::: INPUT ROWS :::

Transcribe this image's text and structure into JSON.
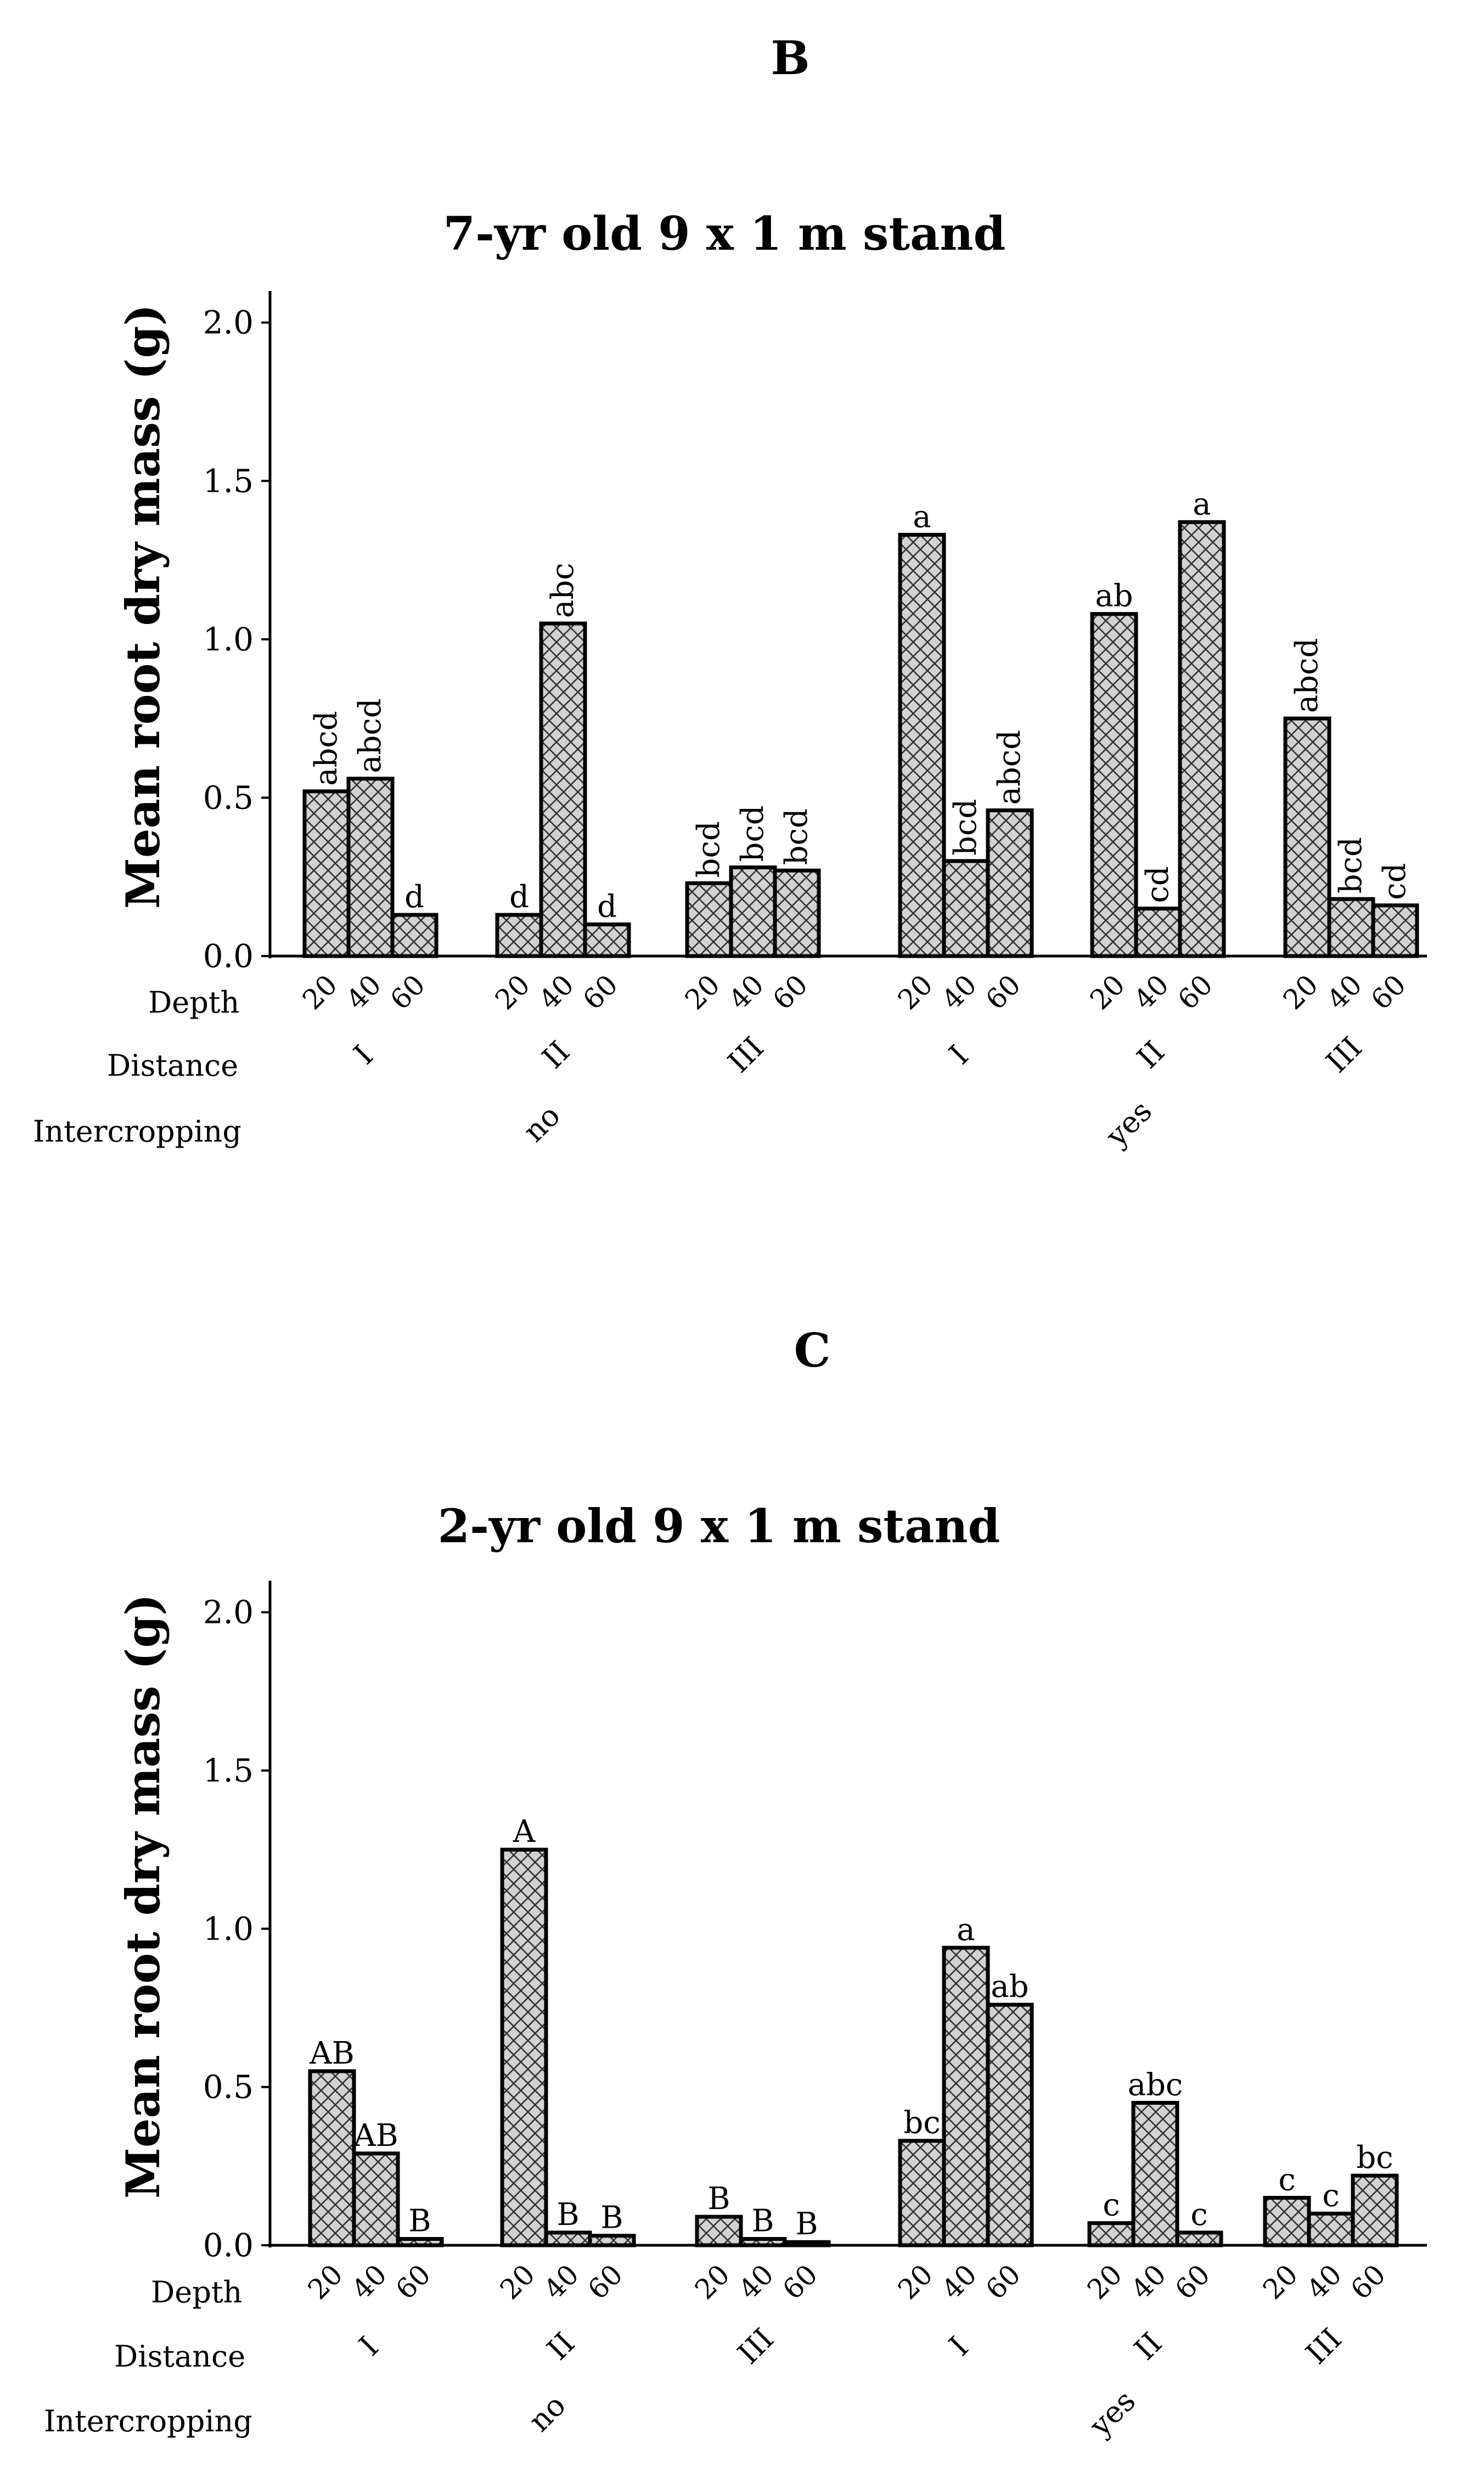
{
  "panels": [
    {
      "letter": "B",
      "chart_data": {
        "type": "bar",
        "title": "7-yr old 9 x 1 m stand",
        "ylabel": "Mean root dry mass (g)",
        "ylim": [
          0,
          2.1
        ],
        "yticks": [
          "0.0",
          "0.5",
          "1.0",
          "1.5",
          "2.0"
        ],
        "row_labels": [
          "Depth",
          "Distance",
          "Intercropping"
        ],
        "intercropping": [
          "no",
          "yes"
        ],
        "distances": [
          "I",
          "II",
          "III"
        ],
        "depths": [
          "20",
          "40",
          "60"
        ],
        "groups": [
          {
            "intercropping": "no",
            "distance": "I",
            "values": [
              0.52,
              0.56,
              0.13
            ],
            "letters": [
              "abcd",
              "abcd",
              "d"
            ]
          },
          {
            "intercropping": "no",
            "distance": "II",
            "values": [
              0.13,
              1.05,
              0.1
            ],
            "letters": [
              "d",
              "abc",
              "d"
            ]
          },
          {
            "intercropping": "no",
            "distance": "III",
            "values": [
              0.23,
              0.28,
              0.27
            ],
            "letters": [
              "bcd",
              "bcd",
              "bcd"
            ]
          },
          {
            "intercropping": "yes",
            "distance": "I",
            "values": [
              1.33,
              0.3,
              0.46
            ],
            "letters": [
              "a",
              "bcd",
              "abcd"
            ]
          },
          {
            "intercropping": "yes",
            "distance": "II",
            "values": [
              1.08,
              0.15,
              1.37
            ],
            "letters": [
              "ab",
              "cd",
              "a"
            ]
          },
          {
            "intercropping": "yes",
            "distance": "III",
            "values": [
              0.75,
              0.18,
              0.16
            ],
            "letters": [
              "abcd",
              "bcd",
              "cd"
            ]
          }
        ],
        "letter_rotation": [
          [
            true,
            true,
            false
          ],
          [
            false,
            true,
            false
          ],
          [
            true,
            true,
            true
          ],
          [
            false,
            true,
            true
          ],
          [
            false,
            true,
            false
          ],
          [
            true,
            true,
            true
          ]
        ]
      }
    },
    {
      "letter": "C",
      "chart_data": {
        "type": "bar",
        "title": "2-yr old  9 x 1 m stand",
        "ylabel": "Mean root dry mass (g)",
        "ylim": [
          0,
          2.1
        ],
        "yticks": [
          "0.0",
          "0.5",
          "1.0",
          "1.5",
          "2.0"
        ],
        "row_labels": [
          "Depth",
          "Distance",
          "Intercropping"
        ],
        "intercropping": [
          "no",
          "yes"
        ],
        "distances": [
          "I",
          "II",
          "III"
        ],
        "depths": [
          "20",
          "40",
          "60"
        ],
        "groups": [
          {
            "intercropping": "no",
            "distance": "I",
            "values": [
              0.55,
              0.29,
              0.02
            ],
            "letters": [
              "AB",
              "AB",
              "B"
            ]
          },
          {
            "intercropping": "no",
            "distance": "II",
            "values": [
              1.25,
              0.04,
              0.03
            ],
            "letters": [
              "A",
              "B",
              "B"
            ]
          },
          {
            "intercropping": "no",
            "distance": "III",
            "values": [
              0.09,
              0.02,
              0.01
            ],
            "letters": [
              "B",
              "B",
              "B"
            ]
          },
          {
            "intercropping": "yes",
            "distance": "I",
            "values": [
              0.33,
              0.94,
              0.76
            ],
            "letters": [
              "bc",
              "a",
              "ab"
            ]
          },
          {
            "intercropping": "yes",
            "distance": "II",
            "values": [
              0.07,
              0.45,
              0.04
            ],
            "letters": [
              "c",
              "abc",
              "c"
            ]
          },
          {
            "intercropping": "yes",
            "distance": "III",
            "values": [
              0.15,
              0.1,
              0.22
            ],
            "letters": [
              "c",
              "c",
              "bc"
            ]
          }
        ],
        "letter_rotation": [
          [
            false,
            false,
            false
          ],
          [
            false,
            false,
            false
          ],
          [
            false,
            false,
            false
          ],
          [
            false,
            false,
            false
          ],
          [
            false,
            false,
            false
          ],
          [
            false,
            false,
            false
          ]
        ]
      }
    }
  ]
}
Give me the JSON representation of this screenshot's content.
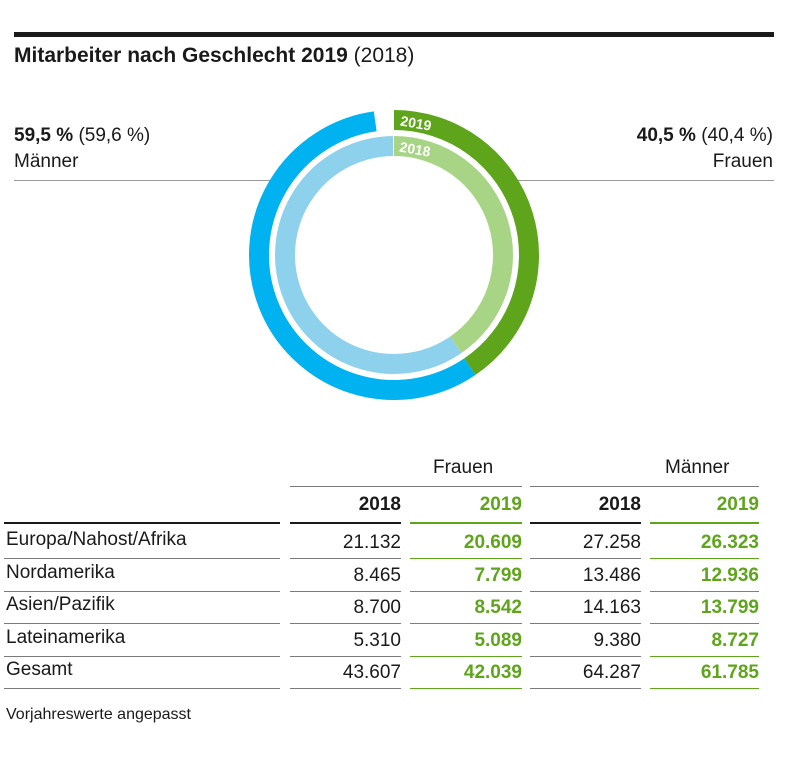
{
  "header": {
    "title_bold": "Mitarbeiter nach Geschlecht 2019",
    "title_prev": "(2018)"
  },
  "chart_data": {
    "type": "donut",
    "series": [
      {
        "name": "2019",
        "values": [
          59.5,
          40.5
        ]
      },
      {
        "name": "2018",
        "values": [
          59.6,
          40.4
        ]
      }
    ],
    "categories": [
      "Männer",
      "Frauen"
    ],
    "ring_labels": [
      "2019",
      "2018"
    ],
    "colors": {
      "maenner_2019": "#00b2ef",
      "frauen_2019": "#5fa51c",
      "maenner_2018": "#8ed1ec",
      "frauen_2018": "#a8d585"
    },
    "left_label": {
      "value": "59,5 %",
      "prev": "(59,6 %)",
      "name": "Männer"
    },
    "right_label": {
      "value": "40,5 %",
      "prev": "(40,4 %)",
      "name": "Frauen"
    }
  },
  "table": {
    "groups": [
      "Frauen",
      "Männer"
    ],
    "years": [
      "2018",
      "2019",
      "2018",
      "2019"
    ],
    "rows": [
      {
        "label": "Europa/Nahost/Afrika",
        "values": [
          "21.132",
          "20.609",
          "27.258",
          "26.323"
        ]
      },
      {
        "label": "Nordamerika",
        "values": [
          "8.465",
          "7.799",
          "13.486",
          "12.936"
        ]
      },
      {
        "label": "Asien/Pazifik",
        "values": [
          "8.700",
          "8.542",
          "14.163",
          "13.799"
        ]
      },
      {
        "label": "Lateinamerika",
        "values": [
          "5.310",
          "5.089",
          "9.380",
          "8.727"
        ]
      },
      {
        "label": "Gesamt",
        "values": [
          "43.607",
          "42.039",
          "64.287",
          "61.785"
        ]
      }
    ],
    "footnote": "Vorjahreswerte angepasst"
  }
}
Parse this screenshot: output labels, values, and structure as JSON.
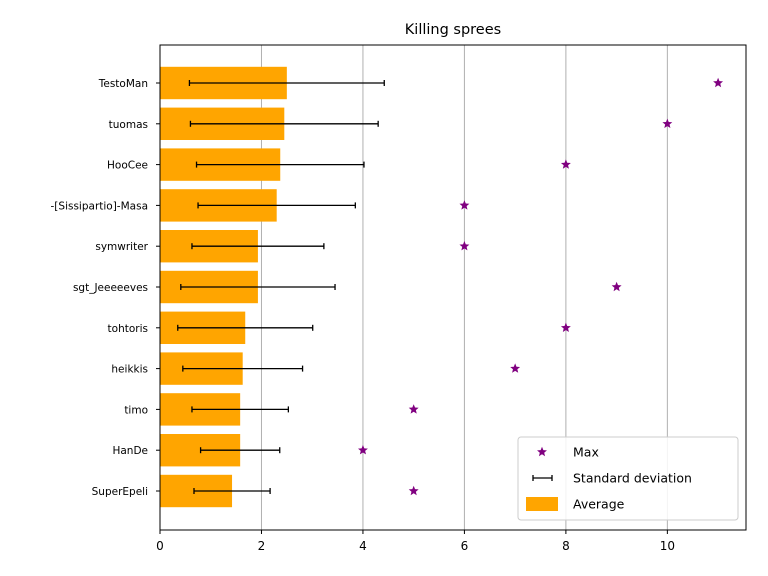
{
  "chart_data": {
    "type": "bar",
    "orientation": "horizontal",
    "title": "Killing sprees",
    "xlabel": "",
    "ylabel": "",
    "xlim": [
      0,
      11.55
    ],
    "xticks": [
      0,
      2,
      4,
      6,
      8,
      10
    ],
    "grid": "x",
    "legend_position": "lower-right",
    "colors": {
      "bar": "#ffa500",
      "max_marker": "#800080",
      "errorbar": "#000000",
      "grid": "#b0b0b0"
    },
    "categories": [
      "TestoMan",
      "tuomas",
      "HooCee",
      "-[Sissipartio]-Masa",
      "symwriter",
      "sgt_Jeeeeeves",
      "tohtoris",
      "heikkis",
      "timo",
      "HanDe",
      "SuperEpeli"
    ],
    "series": [
      {
        "name": "Average",
        "values": [
          2.5,
          2.45,
          2.37,
          2.3,
          1.93,
          1.93,
          1.68,
          1.63,
          1.58,
          1.58,
          1.42
        ]
      },
      {
        "name": "Standard deviation",
        "values": [
          1.92,
          1.85,
          1.65,
          1.55,
          1.3,
          1.52,
          1.33,
          1.18,
          0.95,
          0.78,
          0.75
        ]
      },
      {
        "name": "Max",
        "values": [
          11,
          10,
          8,
          6,
          6,
          9,
          8,
          7,
          5,
          4,
          5
        ]
      }
    ]
  }
}
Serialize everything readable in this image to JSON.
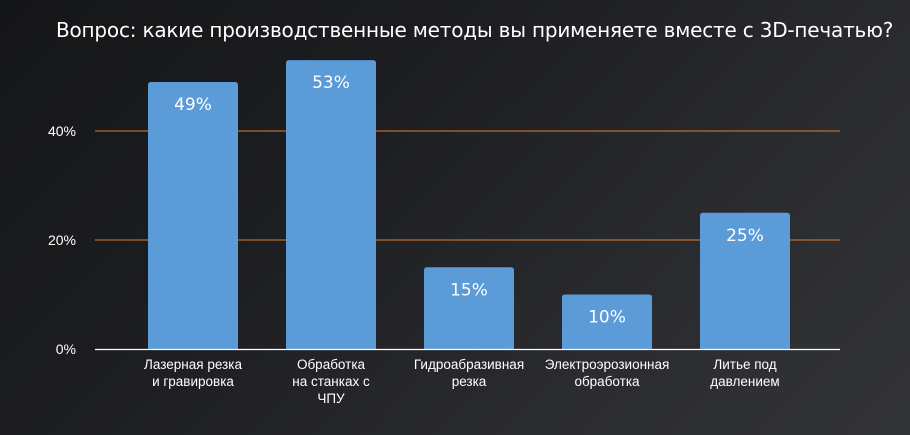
{
  "chart_data": {
    "type": "bar",
    "title": "Вопрос: какие производственные методы вы применяете вместе с 3D-печатью?",
    "categories": [
      [
        "Лазерная резка",
        "и гравировка"
      ],
      [
        "Обработка",
        "на станках с",
        "ЧПУ"
      ],
      [
        "Гидроабразивная",
        "резка"
      ],
      [
        "Электроэрозионная",
        "обработка"
      ],
      [
        "Литье под",
        "давлением"
      ]
    ],
    "values": [
      49,
      53,
      15,
      10,
      25
    ],
    "data_labels": [
      "49%",
      "53%",
      "15%",
      "10%",
      "25%"
    ],
    "yticks": [
      0,
      20,
      40
    ],
    "ytick_labels": [
      "0%",
      "20%",
      "40%"
    ],
    "ylim": [
      0,
      60
    ],
    "grid": true,
    "colors": {
      "bar": "#5b9bd8",
      "gridline": "#e07b2c",
      "baseline": "#ffffff"
    }
  }
}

:::

> GIVEN EXERCISE
Copy out each line in the preceding records that contains "this".

> SOLUTION
Transcribe this image's text and structure into JSON.
Give me the JSON representation of this screenshot's content.
Parse this screenshot: output labels, values, and structure as JSON.
Serialize everything readable in this image to JSON.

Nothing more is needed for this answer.